* _Set problem_
Can you reproduce every one of the items below word for word, leaving nothing out?
** start of Stored rows **
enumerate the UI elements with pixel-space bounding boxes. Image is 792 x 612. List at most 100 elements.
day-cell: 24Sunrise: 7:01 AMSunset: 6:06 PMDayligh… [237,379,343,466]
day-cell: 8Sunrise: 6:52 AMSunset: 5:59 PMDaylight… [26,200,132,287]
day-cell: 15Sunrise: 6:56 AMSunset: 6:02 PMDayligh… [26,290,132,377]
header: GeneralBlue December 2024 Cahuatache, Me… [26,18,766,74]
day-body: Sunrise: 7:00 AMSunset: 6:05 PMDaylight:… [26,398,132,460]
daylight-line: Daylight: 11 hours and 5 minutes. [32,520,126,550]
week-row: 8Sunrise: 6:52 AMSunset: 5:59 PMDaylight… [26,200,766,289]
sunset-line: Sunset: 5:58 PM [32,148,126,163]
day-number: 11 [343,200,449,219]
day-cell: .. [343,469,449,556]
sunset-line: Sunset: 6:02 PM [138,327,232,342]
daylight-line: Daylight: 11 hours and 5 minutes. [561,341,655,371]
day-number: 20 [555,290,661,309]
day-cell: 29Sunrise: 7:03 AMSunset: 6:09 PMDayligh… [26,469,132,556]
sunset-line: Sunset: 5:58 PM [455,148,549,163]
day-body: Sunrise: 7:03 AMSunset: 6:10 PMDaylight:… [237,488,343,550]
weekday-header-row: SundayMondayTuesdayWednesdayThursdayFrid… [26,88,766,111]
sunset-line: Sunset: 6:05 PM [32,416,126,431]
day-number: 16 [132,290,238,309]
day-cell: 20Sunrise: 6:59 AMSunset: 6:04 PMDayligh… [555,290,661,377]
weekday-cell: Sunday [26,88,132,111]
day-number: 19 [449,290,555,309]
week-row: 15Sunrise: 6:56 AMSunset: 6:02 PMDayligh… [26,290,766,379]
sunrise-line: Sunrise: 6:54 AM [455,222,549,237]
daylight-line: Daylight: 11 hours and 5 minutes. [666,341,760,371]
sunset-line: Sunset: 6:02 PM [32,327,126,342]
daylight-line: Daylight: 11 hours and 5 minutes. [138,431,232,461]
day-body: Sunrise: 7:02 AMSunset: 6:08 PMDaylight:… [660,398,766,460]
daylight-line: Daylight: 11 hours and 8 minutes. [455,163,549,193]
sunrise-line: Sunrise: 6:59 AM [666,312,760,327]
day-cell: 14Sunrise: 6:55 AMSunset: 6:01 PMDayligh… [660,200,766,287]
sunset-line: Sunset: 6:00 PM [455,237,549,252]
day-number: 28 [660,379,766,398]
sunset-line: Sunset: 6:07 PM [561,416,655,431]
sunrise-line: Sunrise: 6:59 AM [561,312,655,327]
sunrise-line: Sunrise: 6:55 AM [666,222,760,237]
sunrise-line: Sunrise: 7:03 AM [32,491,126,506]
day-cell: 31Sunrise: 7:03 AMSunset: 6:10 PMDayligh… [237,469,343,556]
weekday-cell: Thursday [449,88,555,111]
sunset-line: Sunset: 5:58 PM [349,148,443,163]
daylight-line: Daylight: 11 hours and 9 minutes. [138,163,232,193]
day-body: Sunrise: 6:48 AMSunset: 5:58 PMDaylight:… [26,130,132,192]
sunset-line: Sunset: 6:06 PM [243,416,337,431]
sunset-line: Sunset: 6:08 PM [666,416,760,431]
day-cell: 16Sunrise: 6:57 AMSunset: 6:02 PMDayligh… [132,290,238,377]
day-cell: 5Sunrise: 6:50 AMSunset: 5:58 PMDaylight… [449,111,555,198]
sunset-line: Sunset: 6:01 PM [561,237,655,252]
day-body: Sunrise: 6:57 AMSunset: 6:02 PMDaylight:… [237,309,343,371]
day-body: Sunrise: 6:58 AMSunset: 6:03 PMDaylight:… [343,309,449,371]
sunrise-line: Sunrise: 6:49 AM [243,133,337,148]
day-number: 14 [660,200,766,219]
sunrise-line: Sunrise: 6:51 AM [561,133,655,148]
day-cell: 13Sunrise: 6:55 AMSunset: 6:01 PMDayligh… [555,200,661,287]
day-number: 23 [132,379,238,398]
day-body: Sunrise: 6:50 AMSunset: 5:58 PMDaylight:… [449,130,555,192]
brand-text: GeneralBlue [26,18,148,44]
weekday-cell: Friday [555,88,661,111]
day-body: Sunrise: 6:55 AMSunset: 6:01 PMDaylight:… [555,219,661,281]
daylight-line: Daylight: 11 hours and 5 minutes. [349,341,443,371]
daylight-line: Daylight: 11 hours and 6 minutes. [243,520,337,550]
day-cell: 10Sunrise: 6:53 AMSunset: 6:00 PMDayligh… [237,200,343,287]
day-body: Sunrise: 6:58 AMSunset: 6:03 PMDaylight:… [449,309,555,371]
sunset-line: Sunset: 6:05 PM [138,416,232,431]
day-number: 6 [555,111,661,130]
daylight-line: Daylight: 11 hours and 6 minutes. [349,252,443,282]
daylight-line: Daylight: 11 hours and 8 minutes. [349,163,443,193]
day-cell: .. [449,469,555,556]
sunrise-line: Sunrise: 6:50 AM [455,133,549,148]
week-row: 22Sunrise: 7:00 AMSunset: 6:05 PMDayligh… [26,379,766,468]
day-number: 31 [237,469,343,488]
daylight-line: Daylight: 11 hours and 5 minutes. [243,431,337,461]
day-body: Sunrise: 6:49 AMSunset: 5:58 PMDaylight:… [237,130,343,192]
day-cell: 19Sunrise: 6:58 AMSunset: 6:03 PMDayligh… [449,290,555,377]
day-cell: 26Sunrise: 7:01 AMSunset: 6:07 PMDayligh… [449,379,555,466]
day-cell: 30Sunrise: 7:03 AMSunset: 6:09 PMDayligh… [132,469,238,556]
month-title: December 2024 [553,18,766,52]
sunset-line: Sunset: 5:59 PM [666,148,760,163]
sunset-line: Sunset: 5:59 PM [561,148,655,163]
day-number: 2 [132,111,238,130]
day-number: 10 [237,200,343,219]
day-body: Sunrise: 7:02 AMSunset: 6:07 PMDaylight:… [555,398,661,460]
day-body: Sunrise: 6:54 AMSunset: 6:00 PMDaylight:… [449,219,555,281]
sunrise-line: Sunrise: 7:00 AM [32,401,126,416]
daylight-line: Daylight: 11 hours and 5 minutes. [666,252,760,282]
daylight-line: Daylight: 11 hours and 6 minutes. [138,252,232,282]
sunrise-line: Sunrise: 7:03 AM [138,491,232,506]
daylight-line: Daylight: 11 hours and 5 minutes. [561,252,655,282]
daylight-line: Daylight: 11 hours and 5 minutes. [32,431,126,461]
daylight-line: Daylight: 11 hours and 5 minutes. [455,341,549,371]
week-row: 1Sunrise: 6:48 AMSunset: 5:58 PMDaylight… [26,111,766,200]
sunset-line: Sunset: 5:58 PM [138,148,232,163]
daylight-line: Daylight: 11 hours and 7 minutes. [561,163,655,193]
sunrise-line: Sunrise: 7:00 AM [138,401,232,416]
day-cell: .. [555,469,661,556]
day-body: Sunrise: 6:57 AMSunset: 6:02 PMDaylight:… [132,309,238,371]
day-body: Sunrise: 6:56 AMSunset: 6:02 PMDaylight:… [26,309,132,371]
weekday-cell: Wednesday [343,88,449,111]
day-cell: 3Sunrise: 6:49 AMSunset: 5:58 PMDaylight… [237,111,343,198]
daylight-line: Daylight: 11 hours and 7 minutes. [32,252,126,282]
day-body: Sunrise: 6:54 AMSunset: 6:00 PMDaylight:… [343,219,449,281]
** end of Stored rows **
* _Response for this exercise_
enumerate the UI elements with pixel-space bounding boxes. Image is 792 x 612. List at most 100 elements.
day-cell: 24Sunrise: 7:01 AMSunset: 6:06 PMDayligh… [237,379,343,466]
day-cell: 8Sunrise: 6:52 AMSunset: 5:59 PMDaylight… [26,200,132,287]
day-cell: 15Sunrise: 6:56 AMSunset: 6:02 PMDayligh… [26,290,132,377]
header: GeneralBlue December 2024 Cahuatache, Me… [26,18,766,74]
day-body: Sunrise: 7:00 AMSunset: 6:05 PMDaylight:… [26,398,132,460]
daylight-line: Daylight: 11 hours and 5 minutes. [32,520,126,550]
week-row: 8Sunrise: 6:52 AMSunset: 5:59 PMDaylight… [26,200,766,289]
sunset-line: Sunset: 5:58 PM [32,148,126,163]
day-number: 11 [343,200,449,219]
day-cell: .. [343,469,449,556]
sunset-line: Sunset: 6:02 PM [138,327,232,342]
daylight-line: Daylight: 11 hours and 5 minutes. [561,341,655,371]
day-number: 20 [555,290,661,309]
day-cell: 29Sunrise: 7:03 AMSunset: 6:09 PMDayligh… [26,469,132,556]
sunset-line: Sunset: 5:58 PM [455,148,549,163]
day-body: Sunrise: 7:03 AMSunset: 6:10 PMDaylight:… [237,488,343,550]
weekday-header-row: SundayMondayTuesdayWednesdayThursdayFrid… [26,88,766,111]
sunset-line: Sunset: 6:05 PM [32,416,126,431]
day-number: 16 [132,290,238,309]
day-cell: 20Sunrise: 6:59 AMSunset: 6:04 PMDayligh… [555,290,661,377]
weekday-cell: Sunday [26,88,132,111]
day-number: 19 [449,290,555,309]
week-row: 15Sunrise: 6:56 AMSunset: 6:02 PMDayligh… [26,290,766,379]
sunrise-line: Sunrise: 6:54 AM [455,222,549,237]
daylight-line: Daylight: 11 hours and 5 minutes. [666,341,760,371]
sunset-line: Sunset: 6:02 PM [32,327,126,342]
daylight-line: Daylight: 11 hours and 5 minutes. [138,431,232,461]
day-body: Sunrise: 7:02 AMSunset: 6:08 PMDaylight:… [660,398,766,460]
daylight-line: Daylight: 11 hours and 8 minutes. [455,163,549,193]
sunrise-line: Sunrise: 6:59 AM [666,312,760,327]
day-cell: 14Sunrise: 6:55 AMSunset: 6:01 PMDayligh… [660,200,766,287]
sunset-line: Sunset: 6:00 PM [455,237,549,252]
day-number: 28 [660,379,766,398]
sunset-line: Sunset: 6:07 PM [561,416,655,431]
sunrise-line: Sunrise: 6:59 AM [561,312,655,327]
sunrise-line: Sunrise: 6:55 AM [666,222,760,237]
sunrise-line: Sunrise: 7:03 AM [32,491,126,506]
day-cell: 31Sunrise: 7:03 AMSunset: 6:10 PMDayligh… [237,469,343,556]
weekday-cell: Thursday [449,88,555,111]
sunset-line: Sunset: 5:58 PM [349,148,443,163]
daylight-line: Daylight: 11 hours and 9 minutes. [138,163,232,193]
day-body: Sunrise: 6:48 AMSunset: 5:58 PMDaylight:… [26,130,132,192]
sunset-line: Sunset: 6:06 PM [243,416,337,431]
sunset-line: Sunset: 6:08 PM [666,416,760,431]
day-cell: 16Sunrise: 6:57 AMSunset: 6:02 PMDayligh… [132,290,238,377]
day-cell: 5Sunrise: 6:50 AMSunset: 5:58 PMDaylight… [449,111,555,198]
sunset-line: Sunset: 6:01 PM [561,237,655,252]
day-body: Sunrise: 6:57 AMSunset: 6:02 PMDaylight:… [237,309,343,371]
day-body: Sunrise: 6:58 AMSunset: 6:03 PMDaylight:… [343,309,449,371]
sunrise-line: Sunrise: 6:49 AM [243,133,337,148]
day-number: 14 [660,200,766,219]
sunrise-line: Sunrise: 6:51 AM [561,133,655,148]
day-cell: 13Sunrise: 6:55 AMSunset: 6:01 PMDayligh… [555,200,661,287]
day-number: 23 [132,379,238,398]
day-body: Sunrise: 6:50 AMSunset: 5:58 PMDaylight:… [449,130,555,192]
brand-text: GeneralBlue [26,18,148,44]
weekday-cell: Friday [555,88,661,111]
day-body: Sunrise: 6:55 AMSunset: 6:01 PMDaylight:… [555,219,661,281]
daylight-line: Daylight: 11 hours and 5 minutes. [349,341,443,371]
daylight-line: Daylight: 11 hours and 6 minutes. [243,520,337,550]
day-cell: 10Sunrise: 6:53 AMSunset: 6:00 PMDayligh… [237,200,343,287]
day-body: Sunrise: 6:58 AMSunset: 6:03 PMDaylight:… [449,309,555,371]
sunset-line: Sunset: 6:05 PM [138,416,232,431]
day-number: 6 [555,111,661,130]
daylight-line: Daylight: 11 hours and 6 minutes. [349,252,443,282]
daylight-line: Daylight: 11 hours and 8 minutes. [349,163,443,193]
day-cell: .. [449,469,555,556]
sunrise-line: Sunrise: 6:50 AM [455,133,549,148]
week-row: 22Sunrise: 7:00 AMSunset: 6:05 PMDayligh… [26,379,766,468]
day-number: 31 [237,469,343,488]
daylight-line: Daylight: 11 hours and 5 minutes. [243,431,337,461]
day-body: Sunrise: 6:49 AMSunset: 5:58 PMDaylight:… [237,130,343,192]
day-cell: 19Sunrise: 6:58 AMSunset: 6:03 PMDayligh… [449,290,555,377]
day-cell: 26Sunrise: 7:01 AMSunset: 6:07 PMDayligh… [449,379,555,466]
day-cell: 30Sunrise: 7:03 AMSunset: 6:09 PMDayligh… [132,469,238,556]
month-title: December 2024 [553,18,766,52]
sunset-line: Sunset: 5:59 PM [666,148,760,163]
sunset-line: Sunset: 5:59 PM [561,148,655,163]
day-number: 2 [132,111,238,130]
day-number: 10 [237,200,343,219]
day-body: Sunrise: 7:02 AMSunset: 6:07 PMDaylight:… [555,398,661,460]
day-body: Sunrise: 6:54 AMSunset: 6:00 PMDaylight:… [449,219,555,281]
sunrise-line: Sunrise: 7:00 AM [32,401,126,416]
daylight-line: Daylight: 11 hours and 5 minutes. [666,252,760,282]
daylight-line: Daylight: 11 hours and 6 minutes. [138,252,232,282]
sunrise-line: Sunrise: 7:03 AM [138,491,232,506]
daylight-line: Daylight: 11 hours and 5 minutes. [561,252,655,282]
daylight-line: Daylight: 11 hours and 5 minutes. [32,431,126,461]
daylight-line: Daylight: 11 hours and 5 minutes. [455,341,549,371]
week-row: 1Sunrise: 6:48 AMSunset: 5:58 PMDaylight… [26,111,766,200]
sunset-line: Sunset: 5:58 PM [138,148,232,163]
daylight-line: Daylight: 11 hours and 7 minutes. [561,163,655,193]
sunrise-line: Sunrise: 7:00 AM [138,401,232,416]
day-cell: .. [555,469,661,556]
day-body: Sunrise: 6:57 AMSunset: 6:02 PMDaylight:… [132,309,238,371]
day-body: Sunrise: 6:56 AMSunset: 6:02 PMDaylight:… [26,309,132,371]
weekday-cell: Wednesday [343,88,449,111]
day-cell: 3Sunrise: 6:49 AMSunset: 5:58 PMDaylight… [237,111,343,198]
daylight-line: Daylight: 11 hours and 7 minutes. [32,252,126,282]
day-body: Sunrise: 6:54 AMSunset: 6:00 PMDaylight:… [343,219,449,281]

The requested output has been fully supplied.